> **WORK TO COMPLETE**:
Copy every line from the material below that holds "content".

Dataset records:
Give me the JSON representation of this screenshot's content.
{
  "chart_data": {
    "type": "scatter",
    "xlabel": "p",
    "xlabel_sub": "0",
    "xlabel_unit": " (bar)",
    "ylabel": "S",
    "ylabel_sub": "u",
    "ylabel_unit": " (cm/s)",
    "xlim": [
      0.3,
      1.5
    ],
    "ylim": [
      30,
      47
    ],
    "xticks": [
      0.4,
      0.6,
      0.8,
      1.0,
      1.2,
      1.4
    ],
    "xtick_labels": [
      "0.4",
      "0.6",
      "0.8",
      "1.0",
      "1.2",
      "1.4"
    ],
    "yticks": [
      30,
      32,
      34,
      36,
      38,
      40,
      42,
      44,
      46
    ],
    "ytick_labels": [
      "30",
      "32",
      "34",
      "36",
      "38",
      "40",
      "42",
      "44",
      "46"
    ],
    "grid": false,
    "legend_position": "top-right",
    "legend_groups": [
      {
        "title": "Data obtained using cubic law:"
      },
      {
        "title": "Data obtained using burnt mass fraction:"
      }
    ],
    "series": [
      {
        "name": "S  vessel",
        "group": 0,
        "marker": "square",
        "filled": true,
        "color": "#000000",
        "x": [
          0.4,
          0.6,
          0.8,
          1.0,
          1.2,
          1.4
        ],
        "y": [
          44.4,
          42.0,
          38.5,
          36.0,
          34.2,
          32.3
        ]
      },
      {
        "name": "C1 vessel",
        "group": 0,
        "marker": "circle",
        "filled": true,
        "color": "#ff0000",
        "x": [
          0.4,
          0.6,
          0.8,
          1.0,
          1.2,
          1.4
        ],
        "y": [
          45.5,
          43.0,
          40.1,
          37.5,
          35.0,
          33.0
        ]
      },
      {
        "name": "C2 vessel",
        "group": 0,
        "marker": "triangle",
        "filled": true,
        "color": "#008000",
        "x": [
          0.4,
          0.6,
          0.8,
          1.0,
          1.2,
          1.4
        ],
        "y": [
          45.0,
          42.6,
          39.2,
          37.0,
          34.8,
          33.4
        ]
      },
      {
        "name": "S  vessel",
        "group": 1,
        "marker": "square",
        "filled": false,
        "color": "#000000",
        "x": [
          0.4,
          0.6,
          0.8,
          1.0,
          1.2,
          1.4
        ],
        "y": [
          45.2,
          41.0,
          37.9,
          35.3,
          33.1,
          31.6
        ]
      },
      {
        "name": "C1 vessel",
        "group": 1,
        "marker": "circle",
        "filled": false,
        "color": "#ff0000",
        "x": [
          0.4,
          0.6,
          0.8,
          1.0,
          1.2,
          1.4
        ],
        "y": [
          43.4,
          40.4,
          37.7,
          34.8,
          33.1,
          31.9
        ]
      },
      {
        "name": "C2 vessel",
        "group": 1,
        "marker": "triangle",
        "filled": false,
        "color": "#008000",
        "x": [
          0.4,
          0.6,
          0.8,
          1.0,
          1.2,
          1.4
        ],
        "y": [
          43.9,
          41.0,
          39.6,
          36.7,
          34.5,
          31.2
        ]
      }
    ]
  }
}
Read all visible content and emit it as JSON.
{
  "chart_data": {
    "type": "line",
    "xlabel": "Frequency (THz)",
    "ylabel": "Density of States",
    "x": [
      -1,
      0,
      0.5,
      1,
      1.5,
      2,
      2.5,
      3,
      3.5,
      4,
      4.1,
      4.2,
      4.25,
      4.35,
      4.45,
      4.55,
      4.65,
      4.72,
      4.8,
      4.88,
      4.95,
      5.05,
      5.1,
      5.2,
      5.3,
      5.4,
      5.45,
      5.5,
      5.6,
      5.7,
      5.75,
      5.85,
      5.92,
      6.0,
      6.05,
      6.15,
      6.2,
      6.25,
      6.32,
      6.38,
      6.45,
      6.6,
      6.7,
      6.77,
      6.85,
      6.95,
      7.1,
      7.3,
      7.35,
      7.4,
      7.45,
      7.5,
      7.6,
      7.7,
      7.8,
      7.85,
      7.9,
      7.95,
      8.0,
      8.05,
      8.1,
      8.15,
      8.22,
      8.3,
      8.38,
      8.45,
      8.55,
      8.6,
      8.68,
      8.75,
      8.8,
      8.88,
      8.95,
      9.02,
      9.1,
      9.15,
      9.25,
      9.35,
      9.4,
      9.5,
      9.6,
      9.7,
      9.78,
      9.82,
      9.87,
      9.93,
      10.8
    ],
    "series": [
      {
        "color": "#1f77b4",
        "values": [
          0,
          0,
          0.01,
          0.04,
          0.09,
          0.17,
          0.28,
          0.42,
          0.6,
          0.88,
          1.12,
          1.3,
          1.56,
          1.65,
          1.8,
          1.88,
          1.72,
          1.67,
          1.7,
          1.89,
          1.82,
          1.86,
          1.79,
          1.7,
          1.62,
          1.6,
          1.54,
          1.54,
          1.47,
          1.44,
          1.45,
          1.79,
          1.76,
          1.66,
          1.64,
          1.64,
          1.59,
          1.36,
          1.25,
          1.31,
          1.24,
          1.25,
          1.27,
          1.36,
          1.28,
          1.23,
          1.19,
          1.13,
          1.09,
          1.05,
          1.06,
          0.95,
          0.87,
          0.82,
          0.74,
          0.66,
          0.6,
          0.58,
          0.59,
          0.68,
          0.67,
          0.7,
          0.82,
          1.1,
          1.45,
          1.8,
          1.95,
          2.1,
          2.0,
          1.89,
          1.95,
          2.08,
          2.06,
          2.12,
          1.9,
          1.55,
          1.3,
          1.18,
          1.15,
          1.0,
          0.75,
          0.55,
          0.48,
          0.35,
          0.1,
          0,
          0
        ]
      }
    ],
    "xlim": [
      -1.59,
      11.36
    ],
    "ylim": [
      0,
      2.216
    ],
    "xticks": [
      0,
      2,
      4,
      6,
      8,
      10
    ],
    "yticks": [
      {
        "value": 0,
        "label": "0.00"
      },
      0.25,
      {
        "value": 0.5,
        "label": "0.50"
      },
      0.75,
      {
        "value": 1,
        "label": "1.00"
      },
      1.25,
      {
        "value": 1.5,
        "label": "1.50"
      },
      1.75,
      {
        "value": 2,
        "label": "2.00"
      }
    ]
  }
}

> **FULL ANSWER**:
Give me the JSON representation of this screenshot's content.
Read all visible content and emit it as JSON.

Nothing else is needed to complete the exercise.